#### TASK DETAILS:
Exactly reproduce the entries, dropping any pictures from your copy.

(Dataset items)

==============================

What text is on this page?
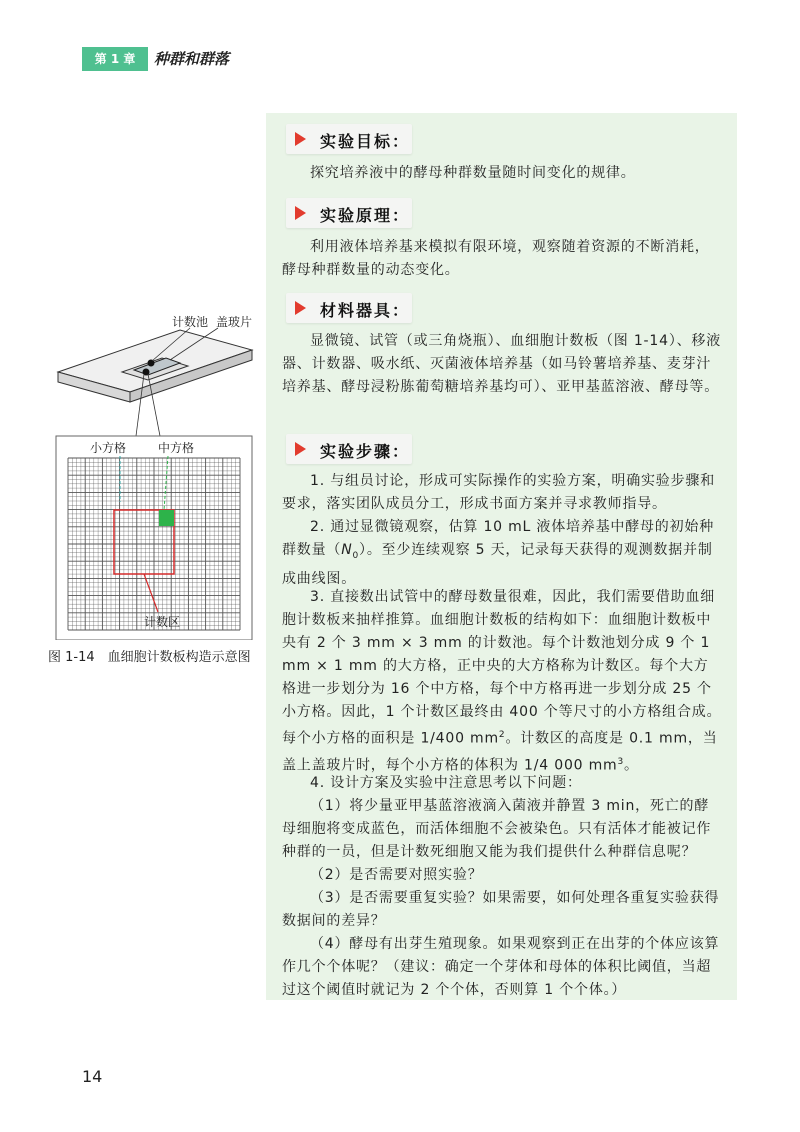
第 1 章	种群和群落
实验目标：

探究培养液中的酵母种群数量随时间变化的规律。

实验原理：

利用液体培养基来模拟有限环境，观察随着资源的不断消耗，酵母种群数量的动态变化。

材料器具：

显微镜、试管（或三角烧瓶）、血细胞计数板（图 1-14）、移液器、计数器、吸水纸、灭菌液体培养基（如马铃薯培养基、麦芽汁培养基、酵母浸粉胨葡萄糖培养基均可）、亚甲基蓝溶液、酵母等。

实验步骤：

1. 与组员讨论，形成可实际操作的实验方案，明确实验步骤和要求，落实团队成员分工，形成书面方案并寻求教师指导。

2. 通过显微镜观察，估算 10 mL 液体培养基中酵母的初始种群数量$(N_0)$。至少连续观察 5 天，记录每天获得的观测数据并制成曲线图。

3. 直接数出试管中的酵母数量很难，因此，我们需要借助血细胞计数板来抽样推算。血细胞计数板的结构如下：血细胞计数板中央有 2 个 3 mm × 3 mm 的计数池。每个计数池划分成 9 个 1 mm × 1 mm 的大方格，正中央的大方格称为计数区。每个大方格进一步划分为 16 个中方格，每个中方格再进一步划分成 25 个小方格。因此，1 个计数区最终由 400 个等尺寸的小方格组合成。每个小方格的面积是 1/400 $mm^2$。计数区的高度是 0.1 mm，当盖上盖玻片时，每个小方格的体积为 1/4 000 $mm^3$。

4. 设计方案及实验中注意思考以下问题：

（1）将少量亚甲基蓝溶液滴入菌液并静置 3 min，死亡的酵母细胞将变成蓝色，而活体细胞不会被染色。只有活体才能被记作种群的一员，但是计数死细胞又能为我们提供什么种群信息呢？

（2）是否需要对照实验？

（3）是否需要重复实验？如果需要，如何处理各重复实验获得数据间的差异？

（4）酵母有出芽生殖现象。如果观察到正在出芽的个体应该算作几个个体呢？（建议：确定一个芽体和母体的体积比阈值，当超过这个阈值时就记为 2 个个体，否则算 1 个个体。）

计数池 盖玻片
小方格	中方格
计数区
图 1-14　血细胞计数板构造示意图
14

==============================

#### THE RESULT:
What text is on this page?
第 1 章	种群和群落
实验目标：

探究培养液中的酵母种群数量随时间变化的规律。

实验原理：

利用液体培养基来模拟有限环境，观察随着资源的不断消耗，酵母种群数量的动态变化。

材料器具：

显微镜、试管（或三角烧瓶）、血细胞计数板（图 1-14）、移液器、计数器、吸水纸、灭菌液体培养基（如马铃薯培养基、麦芽汁培养基、酵母浸粉胨葡萄糖培养基均可）、亚甲基蓝溶液、酵母等。

实验步骤：

1. 与组员讨论，形成可实际操作的实验方案，明确实验步骤和要求，落实团队成员分工，形成书面方案并寻求教师指导。

2. 通过显微镜观察，估算 10 mL 液体培养基中酵母的初始种群数量$(N_0)$。至少连续观察 5 天，记录每天获得的观测数据并制成曲线图。

3. 直接数出试管中的酵母数量很难，因此，我们需要借助血细胞计数板来抽样推算。血细胞计数板的结构如下：血细胞计数板中央有 2 个 3 mm × 3 mm 的计数池。每个计数池划分成 9 个 1 mm × 1 mm 的大方格，正中央的大方格称为计数区。每个大方格进一步划分为 16 个中方格，每个中方格再进一步划分成 25 个小方格。因此，1 个计数区最终由 400 个等尺寸的小方格组合成。每个小方格的面积是 1/400 $mm^2$。计数区的高度是 0.1 mm，当盖上盖玻片时，每个小方格的体积为 1/4 000 $mm^3$。

4. 设计方案及实验中注意思考以下问题：

（1）将少量亚甲基蓝溶液滴入菌液并静置 3 min，死亡的酵母细胞将变成蓝色，而活体细胞不会被染色。只有活体才能被记作种群的一员，但是计数死细胞又能为我们提供什么种群信息呢？

（2）是否需要对照实验？

（3）是否需要重复实验？如果需要，如何处理各重复实验获得数据间的差异？

（4）酵母有出芽生殖现象。如果观察到正在出芽的个体应该算作几个个体呢？（建议：确定一个芽体和母体的体积比阈值，当超过这个阈值时就记为 2 个个体，否则算 1 个个体。）

计数池 盖玻片
小方格	中方格
计数区
图 1-14　血细胞计数板构造示意图
14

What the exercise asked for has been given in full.